● TAREA 1
Enumera todos los nombres de personas y de lugares que aparecen en la crítica.
● TAREA 2
Transcribe el tramo de la crítica que va desde "Crítica de Mex" hasta "en su recorrido.".

● FRAGMENTO DE PÁGINA
══════════════════════════════

El ritual del alcaucil

Crítica de Mex Faliero - Funcinema

IDEAS DESORGANIZADAS

Como las imágenes caleidoscópicas que aparecen en algún pasaje, este documental de Ximena González es el retrato de un espacio determinado (un barrio construido alrededor del Cementerio Municipal de Avellaneda y el Cementerio Israelita) que se abre, refractándose infinitamente y formando otras figuras. En el eco de las historias que cuentan los vecinos se evocan historias fantásticas, pero también otras realidades que tal vez algunos desearían conservar como fantasías. Historias de aparecidos y de desaparecidos, rumores y verdades que acechan en los rincones de un barrio influenciado por la presencia de la muerte, incluso en su apariencia más burocrática. Ese parece ser el combustible principal de El ritual del alcaucil, un documental que se termina perdiendo en su ambición y que se vuelve demasiado disperso en su recorrido.

══════════════════════════════

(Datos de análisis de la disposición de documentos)
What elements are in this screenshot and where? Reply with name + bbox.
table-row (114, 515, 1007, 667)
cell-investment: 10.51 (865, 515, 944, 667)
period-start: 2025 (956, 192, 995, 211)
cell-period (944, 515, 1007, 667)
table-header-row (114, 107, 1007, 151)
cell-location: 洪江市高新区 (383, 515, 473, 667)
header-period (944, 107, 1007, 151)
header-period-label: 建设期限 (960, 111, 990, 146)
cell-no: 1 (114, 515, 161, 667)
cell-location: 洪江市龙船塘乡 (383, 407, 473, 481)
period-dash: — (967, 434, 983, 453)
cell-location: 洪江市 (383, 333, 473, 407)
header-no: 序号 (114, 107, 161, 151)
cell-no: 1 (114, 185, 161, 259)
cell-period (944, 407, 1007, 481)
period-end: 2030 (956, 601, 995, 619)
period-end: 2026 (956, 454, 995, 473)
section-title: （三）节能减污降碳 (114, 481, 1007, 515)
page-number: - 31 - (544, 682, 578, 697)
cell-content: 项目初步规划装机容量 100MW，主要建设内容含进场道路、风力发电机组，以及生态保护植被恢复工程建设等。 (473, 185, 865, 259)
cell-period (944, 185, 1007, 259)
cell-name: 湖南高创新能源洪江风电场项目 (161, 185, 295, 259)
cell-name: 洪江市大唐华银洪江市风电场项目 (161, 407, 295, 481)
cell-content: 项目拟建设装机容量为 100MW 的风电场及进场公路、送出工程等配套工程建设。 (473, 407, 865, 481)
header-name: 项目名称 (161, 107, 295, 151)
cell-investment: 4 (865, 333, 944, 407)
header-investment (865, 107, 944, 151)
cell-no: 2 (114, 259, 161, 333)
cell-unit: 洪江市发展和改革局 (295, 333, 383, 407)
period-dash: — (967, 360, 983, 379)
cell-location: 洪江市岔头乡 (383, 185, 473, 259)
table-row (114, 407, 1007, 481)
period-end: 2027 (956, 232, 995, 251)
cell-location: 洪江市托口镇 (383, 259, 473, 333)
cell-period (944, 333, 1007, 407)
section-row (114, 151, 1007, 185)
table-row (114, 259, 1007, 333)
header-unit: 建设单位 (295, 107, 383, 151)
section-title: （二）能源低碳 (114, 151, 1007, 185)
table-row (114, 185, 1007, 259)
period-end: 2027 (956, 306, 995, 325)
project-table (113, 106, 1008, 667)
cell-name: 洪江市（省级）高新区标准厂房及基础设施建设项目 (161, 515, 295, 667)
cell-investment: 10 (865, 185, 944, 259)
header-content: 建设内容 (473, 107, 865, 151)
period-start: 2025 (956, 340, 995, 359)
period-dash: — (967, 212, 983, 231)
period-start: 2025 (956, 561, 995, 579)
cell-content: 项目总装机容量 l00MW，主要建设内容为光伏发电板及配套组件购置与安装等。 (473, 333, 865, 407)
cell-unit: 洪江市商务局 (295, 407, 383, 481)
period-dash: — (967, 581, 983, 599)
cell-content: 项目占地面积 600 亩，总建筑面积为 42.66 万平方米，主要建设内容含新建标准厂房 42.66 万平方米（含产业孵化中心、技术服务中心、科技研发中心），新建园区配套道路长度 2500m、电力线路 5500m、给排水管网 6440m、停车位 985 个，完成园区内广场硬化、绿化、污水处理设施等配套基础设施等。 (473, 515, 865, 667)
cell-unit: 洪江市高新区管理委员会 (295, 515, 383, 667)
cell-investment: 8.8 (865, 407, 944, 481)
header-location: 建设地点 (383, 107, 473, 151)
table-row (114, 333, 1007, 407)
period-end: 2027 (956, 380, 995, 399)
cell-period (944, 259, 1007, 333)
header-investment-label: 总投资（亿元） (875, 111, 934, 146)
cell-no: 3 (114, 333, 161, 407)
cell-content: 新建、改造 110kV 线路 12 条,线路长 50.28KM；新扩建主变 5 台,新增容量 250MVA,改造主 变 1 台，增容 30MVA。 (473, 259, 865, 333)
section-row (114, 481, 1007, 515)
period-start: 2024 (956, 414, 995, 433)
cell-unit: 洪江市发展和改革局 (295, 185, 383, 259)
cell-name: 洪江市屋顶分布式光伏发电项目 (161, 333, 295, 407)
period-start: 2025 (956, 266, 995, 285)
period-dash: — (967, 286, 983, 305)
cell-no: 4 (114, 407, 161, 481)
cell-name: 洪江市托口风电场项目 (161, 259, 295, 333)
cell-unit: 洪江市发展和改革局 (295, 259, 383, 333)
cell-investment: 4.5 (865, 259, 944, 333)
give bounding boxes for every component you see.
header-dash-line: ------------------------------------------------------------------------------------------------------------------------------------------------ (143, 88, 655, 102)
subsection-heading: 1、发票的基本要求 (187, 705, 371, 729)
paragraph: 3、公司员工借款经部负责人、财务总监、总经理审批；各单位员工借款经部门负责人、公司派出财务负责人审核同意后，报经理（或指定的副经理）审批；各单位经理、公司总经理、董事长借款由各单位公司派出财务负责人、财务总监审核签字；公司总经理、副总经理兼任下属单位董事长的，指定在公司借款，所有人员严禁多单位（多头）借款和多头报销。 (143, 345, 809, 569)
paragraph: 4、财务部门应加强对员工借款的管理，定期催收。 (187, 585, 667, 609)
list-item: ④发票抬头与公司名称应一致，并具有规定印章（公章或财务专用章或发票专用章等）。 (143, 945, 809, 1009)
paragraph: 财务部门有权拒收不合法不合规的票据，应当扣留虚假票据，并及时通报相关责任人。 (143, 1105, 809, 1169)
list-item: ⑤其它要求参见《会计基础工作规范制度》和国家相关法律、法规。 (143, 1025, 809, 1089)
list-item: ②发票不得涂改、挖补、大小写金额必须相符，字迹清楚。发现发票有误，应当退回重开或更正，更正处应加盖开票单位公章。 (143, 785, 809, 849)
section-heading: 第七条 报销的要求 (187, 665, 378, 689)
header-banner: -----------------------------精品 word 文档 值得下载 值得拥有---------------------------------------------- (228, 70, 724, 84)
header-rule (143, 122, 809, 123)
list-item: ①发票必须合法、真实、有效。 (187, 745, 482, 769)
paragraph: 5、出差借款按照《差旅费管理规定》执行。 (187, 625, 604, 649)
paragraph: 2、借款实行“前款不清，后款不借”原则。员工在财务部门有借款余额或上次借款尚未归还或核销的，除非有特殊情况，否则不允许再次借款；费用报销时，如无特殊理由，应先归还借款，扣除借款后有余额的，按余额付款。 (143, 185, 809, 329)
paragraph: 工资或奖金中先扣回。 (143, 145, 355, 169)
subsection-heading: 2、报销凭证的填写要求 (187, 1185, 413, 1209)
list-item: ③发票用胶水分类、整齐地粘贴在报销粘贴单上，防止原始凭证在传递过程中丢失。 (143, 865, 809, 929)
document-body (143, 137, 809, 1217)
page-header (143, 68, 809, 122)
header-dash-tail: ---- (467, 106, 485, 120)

══════════════════════════════

● RESPUESTA 1
Mex Faliero
Ximena González
Cementerio Municipal de Avellaneda
Cementerio Israelita

● RESPUESTA 2
Crítica de Mex Faliero - Funcinema

IDEAS DESORGANIZADAS

Como las imágenes caleidoscópicas que aparecen en algún pasaje, este documental de Ximena González es el retrato de un espacio determinado (un barrio construido alrededor del Cementerio Municipal de Avellaneda y el Cementerio Israelita) que se abre, refractándose infinitamente y formando otras figuras. En el eco de las historias que cuentan los vecinos se evocan historias fantásticas, pero también otras realidades que tal vez algunos desearían conservar como fantasías. Historias de aparecidos y de desaparecidos, rumores y verdades que acechan en los rincones de un barrio influenciado por la presencia de la muerte, incluso en su apariencia más burocrática. Ese parece ser el combustible principal de El ritual del alcaucil, un documental que se termina perdiendo en su ambición y que se vuelve demasiado disperso en su recorrido.